Function to Return Node Pointer

everyone! I am making my own linked list template to both practice and for future use; however, I ran into a problem with one of my functions:

Node* LinkedList::FindNode(int x); //is meant to traverse the list and return a pointer to the containing x as its data.

When trying to declare it in my implementation file, I keep getting messages of Node being undefined and incompatibility errors.

Here is my header file:

#pragma once
using namespace std;

class LinkedList
{
private:
    struct Node 
    {   
        int data;
        Node* next = NULL;
        Node* prev = NULL;
    };

    //may need to typedef struct Node Node; in some compilers

    Node* head;  //points to first node
    Node* tail; //points to last node
    int nodeCount; //counts how many nodes in the list

public:
    LinkedList(); //constructor 
    ~LinkedList(); //destructor
    void AddToFront(int x); //adds node to the beginning of list
    void AddToEnd(int x); //adds node to the end of the list
    void AddSorted(int x); //adds node in a sorted order specified by user
    void RemoveFromFront(); //remove node from front of list; removes head
    void RemoveFromEnd(); //remove node from end of list; removes tail
    void RemoveSorted(int x); //searches for a node with data == x and removes it from list 
    bool IsInList(int x); //returns true if node with (data == x) exists in list
    Node* FindNode(int x); //returns pointer to node with (data == x) if it exists in list
    void PrintNodes(); //traverses through all nodes and prints their data
};

If someone can help me define a function that returns a Node pointer, I would greatly appreciate it!

Thank you!

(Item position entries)
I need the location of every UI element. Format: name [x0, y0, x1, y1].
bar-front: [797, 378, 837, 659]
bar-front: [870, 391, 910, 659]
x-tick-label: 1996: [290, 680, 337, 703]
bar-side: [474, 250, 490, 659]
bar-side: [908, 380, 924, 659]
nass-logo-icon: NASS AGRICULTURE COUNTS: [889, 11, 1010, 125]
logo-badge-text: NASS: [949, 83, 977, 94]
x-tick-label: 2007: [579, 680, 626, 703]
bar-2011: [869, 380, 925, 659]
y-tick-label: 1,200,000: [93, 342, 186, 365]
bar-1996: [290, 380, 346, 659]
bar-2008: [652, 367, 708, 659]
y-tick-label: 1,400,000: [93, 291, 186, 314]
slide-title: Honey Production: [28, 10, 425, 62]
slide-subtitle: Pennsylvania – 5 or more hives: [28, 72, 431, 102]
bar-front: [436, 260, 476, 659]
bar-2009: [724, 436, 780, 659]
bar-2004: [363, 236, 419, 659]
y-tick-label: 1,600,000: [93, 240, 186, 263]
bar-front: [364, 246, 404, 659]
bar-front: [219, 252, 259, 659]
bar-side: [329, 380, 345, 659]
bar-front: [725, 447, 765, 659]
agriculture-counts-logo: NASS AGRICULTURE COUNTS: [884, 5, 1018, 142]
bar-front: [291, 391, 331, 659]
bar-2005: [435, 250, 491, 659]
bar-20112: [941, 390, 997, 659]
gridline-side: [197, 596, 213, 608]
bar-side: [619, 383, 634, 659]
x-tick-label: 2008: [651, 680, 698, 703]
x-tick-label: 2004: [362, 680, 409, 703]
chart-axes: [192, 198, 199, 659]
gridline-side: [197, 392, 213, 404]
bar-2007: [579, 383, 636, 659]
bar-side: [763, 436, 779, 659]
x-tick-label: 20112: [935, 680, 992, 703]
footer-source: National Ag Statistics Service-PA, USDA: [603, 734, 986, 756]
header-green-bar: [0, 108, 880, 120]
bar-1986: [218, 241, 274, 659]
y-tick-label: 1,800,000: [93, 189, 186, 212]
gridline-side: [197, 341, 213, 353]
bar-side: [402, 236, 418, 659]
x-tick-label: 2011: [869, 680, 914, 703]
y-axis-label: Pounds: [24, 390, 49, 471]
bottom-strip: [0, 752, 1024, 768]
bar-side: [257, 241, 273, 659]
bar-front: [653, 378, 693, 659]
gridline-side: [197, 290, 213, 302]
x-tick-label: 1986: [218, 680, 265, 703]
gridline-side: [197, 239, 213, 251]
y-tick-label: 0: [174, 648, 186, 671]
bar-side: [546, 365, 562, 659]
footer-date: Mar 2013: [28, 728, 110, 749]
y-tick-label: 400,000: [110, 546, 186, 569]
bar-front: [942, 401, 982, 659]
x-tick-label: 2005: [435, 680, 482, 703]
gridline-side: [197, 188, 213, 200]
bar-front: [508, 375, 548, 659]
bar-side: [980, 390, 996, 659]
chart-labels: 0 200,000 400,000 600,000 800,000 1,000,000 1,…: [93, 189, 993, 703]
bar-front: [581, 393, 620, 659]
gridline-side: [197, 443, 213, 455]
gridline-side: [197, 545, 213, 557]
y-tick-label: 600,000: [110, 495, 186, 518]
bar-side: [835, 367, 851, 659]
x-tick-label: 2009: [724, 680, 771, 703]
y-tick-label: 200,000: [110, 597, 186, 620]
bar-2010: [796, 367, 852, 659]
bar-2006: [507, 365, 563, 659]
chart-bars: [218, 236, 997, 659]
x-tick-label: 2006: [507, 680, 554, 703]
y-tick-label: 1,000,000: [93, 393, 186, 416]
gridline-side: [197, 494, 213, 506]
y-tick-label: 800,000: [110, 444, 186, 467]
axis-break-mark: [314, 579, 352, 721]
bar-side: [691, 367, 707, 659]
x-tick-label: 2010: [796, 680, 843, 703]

▶ [The tasks]
- A) From the header file in the linked list post, list every member function declared in the class that takes a parameter named x.
- B) Output the passage of the linked list post between "Node* LinkedList::FindNode(int x);" and "and incompatibility errors.", inclusive, copying it verbatim.
None of the work here involves the items.

▶ [Results of the tasks]
- A) AddToFront, AddToEnd, AddSorted, RemoveSorted, IsInList, FindNode

- B)
Node* LinkedList::FindNode(int x); //is meant to traverse the list and return a pointer to the containing x as its data.

When trying to declare it in my implementation file, I keep getting messages of Node being undefined and incompatibility errors.